[Passage for review]
_____

How about the woman with the rose on her ankle? What do we know about her? It would help to know when she got the tattoo; if she got it at the age of 35 I would wonder the reason—finding herself after a divorce? Or a busy career woman who took a step back from all of the ‘responsibility’ to take a second look at life? Or if she got it at the age of 18 I would suspect that she wanted to rebel a bit, but JUST a bit… no pierced nose or pierced lips, just something that is rarely seen, and that is only seen by people close to her. I would think she is a bit more introverted, perhaps even shy.
I suggested to the woman—the one with the son who wants a tattoo—that she ask him why he wants to get the tattoo. Does he want to ‘stand out’? Is he making a statement of some sort? It really is not true, if the person says ‘no reason’… it is something that hurts a bit, costs considerable sums of money, takes some time… so there is SOME motivation. I suggested that she try to determine his motivation and then see if there is any way to accomplish the same thing in a way that is not ‘permanent’. Young people are often not able to verbalize or even realize what is motivating them… but that doesn’t mean that the motivation doesn’t exist.

_____

[Extracted information]
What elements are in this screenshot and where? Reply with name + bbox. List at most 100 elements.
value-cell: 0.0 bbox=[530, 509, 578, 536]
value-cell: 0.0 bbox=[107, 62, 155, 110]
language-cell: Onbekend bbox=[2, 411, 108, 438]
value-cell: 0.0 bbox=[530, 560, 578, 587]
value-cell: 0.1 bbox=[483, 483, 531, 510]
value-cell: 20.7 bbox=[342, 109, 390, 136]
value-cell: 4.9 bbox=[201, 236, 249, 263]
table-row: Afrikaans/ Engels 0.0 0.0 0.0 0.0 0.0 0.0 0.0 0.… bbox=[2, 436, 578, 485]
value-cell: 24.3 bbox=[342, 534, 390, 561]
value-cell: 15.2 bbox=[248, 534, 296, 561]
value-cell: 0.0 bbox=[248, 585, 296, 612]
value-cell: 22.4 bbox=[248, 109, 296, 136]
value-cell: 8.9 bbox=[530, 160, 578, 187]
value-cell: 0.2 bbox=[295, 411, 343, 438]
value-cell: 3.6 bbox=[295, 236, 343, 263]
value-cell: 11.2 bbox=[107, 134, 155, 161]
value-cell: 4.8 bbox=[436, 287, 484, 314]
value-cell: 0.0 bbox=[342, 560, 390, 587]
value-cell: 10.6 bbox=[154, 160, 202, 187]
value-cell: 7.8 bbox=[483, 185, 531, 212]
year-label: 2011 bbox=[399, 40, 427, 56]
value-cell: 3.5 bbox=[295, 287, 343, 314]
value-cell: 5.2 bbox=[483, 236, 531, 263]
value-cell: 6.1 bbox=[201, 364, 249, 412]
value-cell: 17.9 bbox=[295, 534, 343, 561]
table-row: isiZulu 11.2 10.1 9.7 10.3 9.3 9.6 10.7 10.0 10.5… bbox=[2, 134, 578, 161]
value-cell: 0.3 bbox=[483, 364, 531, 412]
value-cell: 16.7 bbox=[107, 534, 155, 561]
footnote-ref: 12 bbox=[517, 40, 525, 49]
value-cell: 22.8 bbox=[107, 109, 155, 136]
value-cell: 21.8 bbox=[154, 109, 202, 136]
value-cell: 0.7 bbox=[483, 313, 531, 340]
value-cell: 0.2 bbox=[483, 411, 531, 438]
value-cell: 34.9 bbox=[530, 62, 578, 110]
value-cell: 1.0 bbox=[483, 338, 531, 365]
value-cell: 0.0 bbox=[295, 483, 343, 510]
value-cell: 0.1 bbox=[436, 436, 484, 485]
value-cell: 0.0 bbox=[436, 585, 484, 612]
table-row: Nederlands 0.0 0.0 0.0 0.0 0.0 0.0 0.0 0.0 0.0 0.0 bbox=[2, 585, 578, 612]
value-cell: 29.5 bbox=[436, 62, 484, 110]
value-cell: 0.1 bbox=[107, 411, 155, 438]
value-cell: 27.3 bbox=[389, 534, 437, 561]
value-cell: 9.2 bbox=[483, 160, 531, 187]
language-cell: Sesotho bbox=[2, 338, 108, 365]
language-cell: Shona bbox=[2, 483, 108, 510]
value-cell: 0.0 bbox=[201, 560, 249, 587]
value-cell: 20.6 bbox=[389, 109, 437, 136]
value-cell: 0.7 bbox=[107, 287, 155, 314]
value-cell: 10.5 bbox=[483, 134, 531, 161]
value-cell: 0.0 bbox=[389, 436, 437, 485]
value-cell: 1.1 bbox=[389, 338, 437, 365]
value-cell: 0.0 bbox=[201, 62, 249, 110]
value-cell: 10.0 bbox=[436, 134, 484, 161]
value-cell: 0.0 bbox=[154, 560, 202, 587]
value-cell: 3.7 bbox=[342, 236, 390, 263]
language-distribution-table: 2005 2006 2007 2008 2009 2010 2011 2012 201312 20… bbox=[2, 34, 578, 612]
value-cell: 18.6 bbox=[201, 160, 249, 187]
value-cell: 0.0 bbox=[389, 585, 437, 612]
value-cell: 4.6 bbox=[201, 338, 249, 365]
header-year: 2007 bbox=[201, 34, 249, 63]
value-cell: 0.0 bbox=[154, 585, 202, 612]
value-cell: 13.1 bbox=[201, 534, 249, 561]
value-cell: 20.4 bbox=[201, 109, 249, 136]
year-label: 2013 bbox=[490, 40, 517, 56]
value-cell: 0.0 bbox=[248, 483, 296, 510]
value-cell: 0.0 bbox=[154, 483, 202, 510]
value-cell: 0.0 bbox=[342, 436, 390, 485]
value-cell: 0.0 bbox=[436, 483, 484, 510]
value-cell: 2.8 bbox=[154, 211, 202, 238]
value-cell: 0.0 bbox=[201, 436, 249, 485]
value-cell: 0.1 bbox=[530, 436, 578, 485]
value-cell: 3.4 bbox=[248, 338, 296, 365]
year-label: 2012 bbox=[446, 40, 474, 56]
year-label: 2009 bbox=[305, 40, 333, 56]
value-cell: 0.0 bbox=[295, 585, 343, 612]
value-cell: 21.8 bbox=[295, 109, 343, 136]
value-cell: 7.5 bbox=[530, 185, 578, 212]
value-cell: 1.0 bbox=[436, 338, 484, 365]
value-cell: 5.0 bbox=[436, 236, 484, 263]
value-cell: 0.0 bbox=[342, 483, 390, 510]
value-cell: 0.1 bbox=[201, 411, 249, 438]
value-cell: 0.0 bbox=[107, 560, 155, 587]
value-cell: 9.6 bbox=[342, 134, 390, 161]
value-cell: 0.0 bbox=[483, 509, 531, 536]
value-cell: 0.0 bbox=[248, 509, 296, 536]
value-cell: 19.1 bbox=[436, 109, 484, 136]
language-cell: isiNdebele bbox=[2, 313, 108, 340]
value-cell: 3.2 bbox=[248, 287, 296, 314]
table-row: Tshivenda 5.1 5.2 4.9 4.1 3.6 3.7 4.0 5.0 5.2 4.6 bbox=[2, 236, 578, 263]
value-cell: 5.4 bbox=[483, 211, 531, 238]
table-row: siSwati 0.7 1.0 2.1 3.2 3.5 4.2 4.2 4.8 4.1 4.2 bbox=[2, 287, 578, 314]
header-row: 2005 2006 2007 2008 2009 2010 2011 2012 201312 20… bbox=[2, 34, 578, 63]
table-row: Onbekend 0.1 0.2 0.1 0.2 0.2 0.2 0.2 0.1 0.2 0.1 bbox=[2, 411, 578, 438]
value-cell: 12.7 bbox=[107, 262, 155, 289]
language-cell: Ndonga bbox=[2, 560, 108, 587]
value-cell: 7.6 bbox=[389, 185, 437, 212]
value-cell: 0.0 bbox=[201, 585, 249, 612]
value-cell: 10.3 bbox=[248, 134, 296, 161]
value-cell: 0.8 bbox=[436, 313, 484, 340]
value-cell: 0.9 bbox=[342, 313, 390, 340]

_____

[To do]
(a) In the piece on tattoos, what does the writer suggest the woman ask her son?
(b) Pick up the piece on tattoos after its last sentence and keep writing in the same voice.

[Responses to the exercise]
(a) She should ask him why he wants to get the tattoo.

(b)
As I mentioned at the start of this post, my thoughts on tattoos began in response to the idea that it was somehow improper to judge a person based on appearance, specifically based on the person having a tattoo. I have probably voiced a similar protest at some point during my youth; at least it sounds like something I would have said. But I now realize that particularly given the problems with other means of sizing up a person, the best way to assess or learn about a person is to look at the person’s behavior. In my practice, a person may talk for hours about how considerate he is; if I have to cancel because of a sick child and the person calls me an SOB, I see the behavior as a more accurate indicator of ‘what the person is like’. Likewise when a patient tells me that he ‘doesn’t know who he is anymore’, or when someone says that she ‘wants to be a good person’, I suggest that the best way to judge who you are is to take a look at what you do.
The idea fits well with another thing that I often talk about; acting ‘as if’. For example, if a person doesn’t ‘feel like’ doing the right thing, or isn’t the ‘type of person’ who would do the right thing, I suggest that he ‘act as if’ he IS that type of person, or as if he DOES feel like doing the right thing. In a short time, after acting like the person he isn’t, he will find that the person he isn’t is exactly who he has become.